What you will do
(1) Using the article on Mali's interim government, state whether each statement agrees with it: (a) Ecowas set July 31 as the deadline for a unity government; (b) Diarra attended the talks in Ouagadougou; (c) Moussa Traore held power from 1968 to 1991. Answer each with yes or no and quote the deciding words.
(2) Answer these questions from the article on Mali's interim government, one per line, marked as the questions are:
(a) On what date did the coup occur?
(b) How many national leaders from Ecowas spoke at the Ouagadougou conference?
(c) In which city has interim President Dioncounda Traore been since late May?

Source document
=======
Bearing the brunt of their frustration is Cheick Modibo Diarra, Mali's interim prime minister who heads a transitional government meant to be restoring the country's territorial integrity and overseeing the return to civilian rule after a March 22 coup.
At a conference in the Burkina Faso capital Ouagadougou on Saturday, six national leaders from the Economic Community of West African States (Ecowas) said Diarra must create a "unity government" by July 31 that can provide a clear timeline to exit the crisis.
If not, Ecowas would no longer recognise the government of Mali and the country would be suspended from sub-regional groups.
"What the heads of state are doing is accusing Diarra of not respecting the handover agreement" reached on April 6 between Ecowas and the coup leaders for a broader government, a source close to the talks said.
"They've asked Diarra to open the government, but until now it hasn't been done," the source said.
Political parties, civil society and armed factions in the north have refused to recognise the interim government, hampering efforts to negotiate with militant fighters.
Diarra himself was absent from the talks and Mali's other leader, interim President Dioncounda Traore has been in Paris since late May for treatment following a serious assault inside the presidential compound in the capital Bamako.
According to an African diplomat, Diarra has a problem of legitimacy with the Malian political class because he "quickly surrounded himself with those close to the former dictator Moussa Traore", in power from 1968 to 1991, and also because of his complex relations with coup leaders.
=======
Data excerpt
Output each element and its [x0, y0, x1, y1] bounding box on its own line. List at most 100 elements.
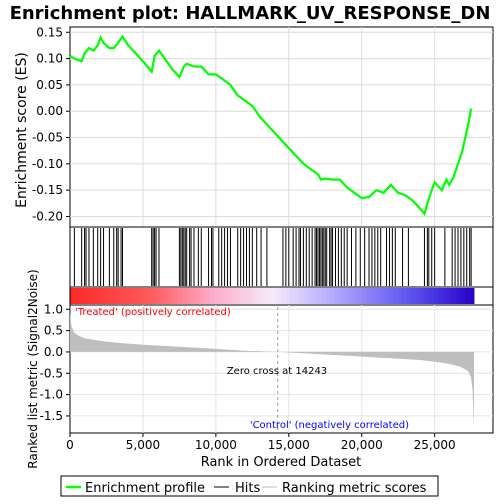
=======
Answers
(1)
(a) Yes: "by July 31"
(b) No: "Diarra himself was absent from the talks"
(c) Yes: "in power from 1968 to 1991"

(2)
(a) March 22
(b) Six
(c) Paris